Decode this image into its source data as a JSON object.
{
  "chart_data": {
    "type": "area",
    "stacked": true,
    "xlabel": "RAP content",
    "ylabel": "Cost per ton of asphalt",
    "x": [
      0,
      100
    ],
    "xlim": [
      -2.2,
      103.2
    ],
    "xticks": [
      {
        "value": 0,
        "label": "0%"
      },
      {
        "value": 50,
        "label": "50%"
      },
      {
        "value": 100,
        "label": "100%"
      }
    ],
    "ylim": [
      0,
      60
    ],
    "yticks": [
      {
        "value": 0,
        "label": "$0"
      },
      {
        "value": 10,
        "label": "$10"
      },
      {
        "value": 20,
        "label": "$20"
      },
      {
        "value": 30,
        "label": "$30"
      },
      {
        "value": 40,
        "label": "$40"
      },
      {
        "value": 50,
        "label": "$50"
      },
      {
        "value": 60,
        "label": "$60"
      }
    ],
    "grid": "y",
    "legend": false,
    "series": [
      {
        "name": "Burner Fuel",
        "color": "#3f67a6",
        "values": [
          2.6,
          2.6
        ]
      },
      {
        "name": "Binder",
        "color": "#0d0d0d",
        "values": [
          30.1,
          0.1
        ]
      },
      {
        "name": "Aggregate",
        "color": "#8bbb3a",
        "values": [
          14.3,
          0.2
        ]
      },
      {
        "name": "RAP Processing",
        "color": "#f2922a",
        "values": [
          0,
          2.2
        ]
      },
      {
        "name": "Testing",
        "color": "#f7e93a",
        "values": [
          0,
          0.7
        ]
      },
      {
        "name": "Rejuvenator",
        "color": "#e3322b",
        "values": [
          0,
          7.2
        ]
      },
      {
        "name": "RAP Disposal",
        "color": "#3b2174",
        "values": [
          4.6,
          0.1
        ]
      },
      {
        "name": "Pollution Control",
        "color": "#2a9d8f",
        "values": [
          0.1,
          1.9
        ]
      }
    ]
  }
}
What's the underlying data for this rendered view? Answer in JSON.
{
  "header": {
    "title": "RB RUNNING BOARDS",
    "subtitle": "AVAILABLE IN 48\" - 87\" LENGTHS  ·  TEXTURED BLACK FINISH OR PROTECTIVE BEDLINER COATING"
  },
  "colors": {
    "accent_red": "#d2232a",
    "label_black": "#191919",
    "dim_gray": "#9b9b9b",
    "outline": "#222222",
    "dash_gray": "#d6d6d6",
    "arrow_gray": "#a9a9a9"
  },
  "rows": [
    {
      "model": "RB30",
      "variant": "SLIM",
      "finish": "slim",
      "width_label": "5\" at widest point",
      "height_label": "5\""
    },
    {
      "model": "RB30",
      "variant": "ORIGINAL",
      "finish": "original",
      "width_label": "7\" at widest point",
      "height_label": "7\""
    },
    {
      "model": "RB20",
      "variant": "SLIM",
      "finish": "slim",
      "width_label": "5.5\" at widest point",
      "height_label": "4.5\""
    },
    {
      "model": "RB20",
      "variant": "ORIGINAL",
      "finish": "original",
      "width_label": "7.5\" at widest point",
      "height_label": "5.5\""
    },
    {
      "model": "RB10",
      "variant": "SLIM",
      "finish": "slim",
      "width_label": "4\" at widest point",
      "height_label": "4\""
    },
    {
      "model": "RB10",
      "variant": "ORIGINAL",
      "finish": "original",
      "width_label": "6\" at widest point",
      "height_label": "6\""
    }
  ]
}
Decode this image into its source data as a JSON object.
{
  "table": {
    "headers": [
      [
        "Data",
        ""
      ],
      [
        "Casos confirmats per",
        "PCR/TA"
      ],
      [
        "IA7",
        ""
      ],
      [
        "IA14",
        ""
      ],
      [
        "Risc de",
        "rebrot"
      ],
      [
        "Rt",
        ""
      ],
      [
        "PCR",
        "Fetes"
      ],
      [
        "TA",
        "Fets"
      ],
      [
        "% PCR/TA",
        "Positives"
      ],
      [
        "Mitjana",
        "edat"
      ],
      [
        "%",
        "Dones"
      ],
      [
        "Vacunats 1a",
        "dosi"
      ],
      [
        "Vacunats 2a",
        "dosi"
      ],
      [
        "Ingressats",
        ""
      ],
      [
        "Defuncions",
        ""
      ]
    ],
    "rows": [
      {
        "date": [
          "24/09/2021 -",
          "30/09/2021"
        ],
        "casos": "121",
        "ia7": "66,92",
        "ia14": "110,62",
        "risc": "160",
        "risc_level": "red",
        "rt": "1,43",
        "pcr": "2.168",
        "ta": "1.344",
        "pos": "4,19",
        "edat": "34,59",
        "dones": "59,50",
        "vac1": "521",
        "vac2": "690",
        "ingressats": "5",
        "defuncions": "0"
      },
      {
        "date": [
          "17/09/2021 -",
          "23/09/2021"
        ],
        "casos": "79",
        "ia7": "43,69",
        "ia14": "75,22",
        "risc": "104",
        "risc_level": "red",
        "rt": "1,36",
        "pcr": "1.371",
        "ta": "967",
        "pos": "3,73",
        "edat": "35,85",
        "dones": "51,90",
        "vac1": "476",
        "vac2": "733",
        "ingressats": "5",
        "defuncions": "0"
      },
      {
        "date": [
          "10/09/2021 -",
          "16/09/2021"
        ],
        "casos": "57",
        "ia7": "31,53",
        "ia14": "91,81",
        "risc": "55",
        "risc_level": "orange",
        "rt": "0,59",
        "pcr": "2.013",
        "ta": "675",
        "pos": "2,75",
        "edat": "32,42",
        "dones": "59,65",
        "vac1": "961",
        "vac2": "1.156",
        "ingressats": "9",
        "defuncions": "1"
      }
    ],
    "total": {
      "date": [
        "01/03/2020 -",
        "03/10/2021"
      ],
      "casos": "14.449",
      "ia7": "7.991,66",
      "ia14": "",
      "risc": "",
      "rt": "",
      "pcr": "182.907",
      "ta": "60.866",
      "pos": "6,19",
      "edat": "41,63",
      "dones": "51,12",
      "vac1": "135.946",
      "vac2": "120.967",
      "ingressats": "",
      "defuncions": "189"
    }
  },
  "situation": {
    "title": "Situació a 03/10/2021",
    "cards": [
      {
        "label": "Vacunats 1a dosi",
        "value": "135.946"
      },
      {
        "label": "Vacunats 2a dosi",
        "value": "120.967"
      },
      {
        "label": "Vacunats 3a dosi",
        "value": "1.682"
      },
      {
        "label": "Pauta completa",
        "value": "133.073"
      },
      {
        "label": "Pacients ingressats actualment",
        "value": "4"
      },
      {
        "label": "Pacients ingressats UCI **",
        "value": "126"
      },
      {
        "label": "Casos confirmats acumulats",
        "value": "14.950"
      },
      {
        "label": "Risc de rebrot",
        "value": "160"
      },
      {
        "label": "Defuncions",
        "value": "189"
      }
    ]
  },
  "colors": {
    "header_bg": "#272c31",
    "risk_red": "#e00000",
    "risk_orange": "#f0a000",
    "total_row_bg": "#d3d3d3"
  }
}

Direction:
Repeat all the entries exactly as given.

Answer below:
Decode this image into its source data as a JSON object.
{
  "chart_data": {
    "type": "area",
    "stacked": true,
    "xlabel": "RAP content",
    "ylabel": "Cost per ton of asphalt",
    "x": [
      0,
      100
    ],
    "xlim": [
      -2.2,
      103.2
    ],
    "xticks": [
      {
        "value": 0,
        "label": "0%"
      },
      {
        "value": 50,
        "label": "50%"
      },
      {
        "value": 100,
        "label": "100%"
      }
    ],
    "ylim": [
      0,
      60
    ],
    "yticks": [
      {
        "value": 0,
        "label": "$0"
      },
      {
        "value": 10,
        "label": "$10"
      },
      {
        "value": 20,
        "label": "$20"
      },
      {
        "value": 30,
        "label": "$30"
      },
      {
        "value": 40,
        "label": "$40"
      },
      {
        "value": 50,
        "label": "$50"
      },
      {
        "value": 60,
        "label": "$60"
      }
    ],
    "grid": "y",
    "legend": false,
    "series": [
      {
        "name": "Burner Fuel",
        "color": "#3f67a6",
        "values": [
          2.6,
          2.6
        ]
      },
      {
        "name": "Binder",
        "color": "#0d0d0d",
        "values": [
          30.1,
          0.1
        ]
      },
      {
        "name": "Aggregate",
        "color": "#8bbb3a",
        "values": [
          14.3,
          0.2
        ]
      },
      {
        "name": "RAP Processing",
        "color": "#f2922a",
        "values": [
          0,
          2.2
        ]
      },
      {
        "name": "Testing",
        "color": "#f7e93a",
        "values": [
          0,
          0.7
        ]
      },
      {
        "name": "Rejuvenator",
        "color": "#e3322b",
        "values": [
          0,
          7.2
        ]
      },
      {
        "name": "RAP Disposal",
        "color": "#3b2174",
        "values": [
          4.6,
          0.1
        ]
      },
      {
        "name": "Pollution Control",
        "color": "#2a9d8f",
        "values": [
          0.1,
          1.9
        ]
      }
    ]
  }
}
What's the underlying data for this rendered view? Answer in JSON.
{
  "header": {
    "title": "RB RUNNING BOARDS",
    "subtitle": "AVAILABLE IN 48\" - 87\" LENGTHS  ·  TEXTURED BLACK FINISH OR PROTECTIVE BEDLINER COATING"
  },
  "colors": {
    "accent_red": "#d2232a",
    "label_black": "#191919",
    "dim_gray": "#9b9b9b",
    "outline": "#222222",
    "dash_gray": "#d6d6d6",
    "arrow_gray": "#a9a9a9"
  },
  "rows": [
    {
      "model": "RB30",
      "variant": "SLIM",
      "finish": "slim",
      "width_label": "5\" at widest point",
      "height_label": "5\""
    },
    {
      "model": "RB30",
      "variant": "ORIGINAL",
      "finish": "original",
      "width_label": "7\" at widest point",
      "height_label": "7\""
    },
    {
      "model": "RB20",
      "variant": "SLIM",
      "finish": "slim",
      "width_label": "5.5\" at widest point",
      "height_label": "4.5\""
    },
    {
      "model": "RB20",
      "variant": "ORIGINAL",
      "finish": "original",
      "width_label": "7.5\" at widest point",
      "height_label": "5.5\""
    },
    {
      "model": "RB10",
      "variant": "SLIM",
      "finish": "slim",
      "width_label": "4\" at widest point",
      "height_label": "4\""
    },
    {
      "model": "RB10",
      "variant": "ORIGINAL",
      "finish": "original",
      "width_label": "6\" at widest point",
      "height_label": "6\""
    }
  ]
}
Decode this image into its source data as a JSON object.
{
  "table": {
    "headers": [
      [
        "Data",
        ""
      ],
      [
        "Casos confirmats per",
        "PCR/TA"
      ],
      [
        "IA7",
        ""
      ],
      [
        "IA14",
        ""
      ],
      [
        "Risc de",
        "rebrot"
      ],
      [
        "Rt",
        ""
      ],
      [
        "PCR",
        "Fetes"
      ],
      [
        "TA",
        "Fets"
      ],
      [
        "% PCR/TA",
        "Positives"
      ],
      [
        "Mitjana",
        "edat"
      ],
      [
        "%",
        "Dones"
      ],
      [
        "Vacunats 1a",
        "dosi"
      ],
      [
        "Vacunats 2a",
        "dosi"
      ],
      [
        "Ingressats",
        ""
      ],
      [
        "Defuncions",
        ""
      ]
    ],
    "rows": [
      {
        "date": [
          "24/09/2021 -",
          "30/09/2021"
        ],
        "casos": "121",
        "ia7": "66,92",
        "ia14": "110,62",
        "risc": "160",
        "risc_level": "red",
        "rt": "1,43",
        "pcr": "2.168",
        "ta": "1.344",
        "pos": "4,19",
        "edat": "34,59",
        "dones": "59,50",
        "vac1": "521",
        "vac2": "690",
        "ingressats": "5",
        "defuncions": "0"
      },
      {
        "date": [
          "17/09/2021 -",
          "23/09/2021"
        ],
        "casos": "79",
        "ia7": "43,69",
        "ia14": "75,22",
        "risc": "104",
        "risc_level": "red",
        "rt": "1,36",
        "pcr": "1.371",
        "ta": "967",
        "pos": "3,73",
        "edat": "35,85",
        "dones": "51,90",
        "vac1": "476",
        "vac2": "733",
        "ingressats": "5",
        "defuncions": "0"
      },
      {
        "date": [
          "10/09/2021 -",
          "16/09/2021"
        ],
        "casos": "57",
        "ia7": "31,53",
        "ia14": "91,81",
        "risc": "55",
        "risc_level": "orange",
        "rt": "0,59",
        "pcr": "2.013",
        "ta": "675",
        "pos": "2,75",
        "edat": "32,42",
        "dones": "59,65",
        "vac1": "961",
        "vac2": "1.156",
        "ingressats": "9",
        "defuncions": "1"
      }
    ],
    "total": {
      "date": [
        "01/03/2020 -",
        "03/10/2021"
      ],
      "casos": "14.449",
      "ia7": "7.991,66",
      "ia14": "",
      "risc": "",
      "rt": "",
      "pcr": "182.907",
      "ta": "60.866",
      "pos": "6,19",
      "edat": "41,63",
      "dones": "51,12",
      "vac1": "135.946",
      "vac2": "120.967",
      "ingressats": "",
      "defuncions": "189"
    }
  },
  "situation": {
    "title": "Situació a 03/10/2021",
    "cards": [
      {
        "label": "Vacunats 1a dosi",
        "value": "135.946"
      },
      {
        "label": "Vacunats 2a dosi",
        "value": "120.967"
      },
      {
        "label": "Vacunats 3a dosi",
        "value": "1.682"
      },
      {
        "label": "Pauta completa",
        "value": "133.073"
      },
      {
        "label": "Pacients ingressats actualment",
        "value": "4"
      },
      {
        "label": "Pacients ingressats UCI **",
        "value": "126"
      },
      {
        "label": "Casos confirmats acumulats",
        "value": "14.950"
      },
      {
        "label": "Risc de rebrot",
        "value": "160"
      },
      {
        "label": "Defuncions",
        "value": "189"
      }
    ]
  },
  "colors": {
    "header_bg": "#272c31",
    "risk_red": "#e00000",
    "risk_orange": "#f0a000",
    "total_row_bg": "#d3d3d3"
  }
}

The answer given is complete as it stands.